* Dataset content
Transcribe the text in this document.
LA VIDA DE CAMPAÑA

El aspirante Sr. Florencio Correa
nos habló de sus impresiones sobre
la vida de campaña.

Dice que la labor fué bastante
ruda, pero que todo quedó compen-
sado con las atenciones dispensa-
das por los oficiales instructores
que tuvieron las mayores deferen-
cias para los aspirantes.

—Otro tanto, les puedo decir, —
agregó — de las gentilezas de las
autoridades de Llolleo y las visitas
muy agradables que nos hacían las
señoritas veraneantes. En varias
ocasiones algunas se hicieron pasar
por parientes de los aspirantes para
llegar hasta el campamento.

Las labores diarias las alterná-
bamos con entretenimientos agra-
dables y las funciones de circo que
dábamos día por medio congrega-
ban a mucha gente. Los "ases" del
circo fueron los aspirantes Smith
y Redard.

* Problem to solve
Extract every entry in the listing word for word.

* Exercise result
Transcribe the text in this document.
LA VIDA DE CAMPAÑA

El aspirante Sr. Florencio Correa
nos habló de sus impresiones sobre
la vida de campaña.

Dice que la labor fué bastante
ruda, pero que todo quedó compen-
sado con las atenciones dispensa-
das por los oficiales instructores
que tuvieron las mayores deferen-
cias para los aspirantes.

—Otro tanto, les puedo decir, —
agregó — de las gentilezas de las
autoridades de Llolleo y las visitas
muy agradables que nos hacían las
señoritas veraneantes. En varias
ocasiones algunas se hicieron pasar
por parientes de los aspirantes para
llegar hasta el campamento.

Las labores diarias las alterná-
bamos con entretenimientos agra-
dables y las funciones de circo que
dábamos día por medio congrega-
ban a mucha gente. Los "ases" del
circo fueron los aspirantes Smith
y Redard.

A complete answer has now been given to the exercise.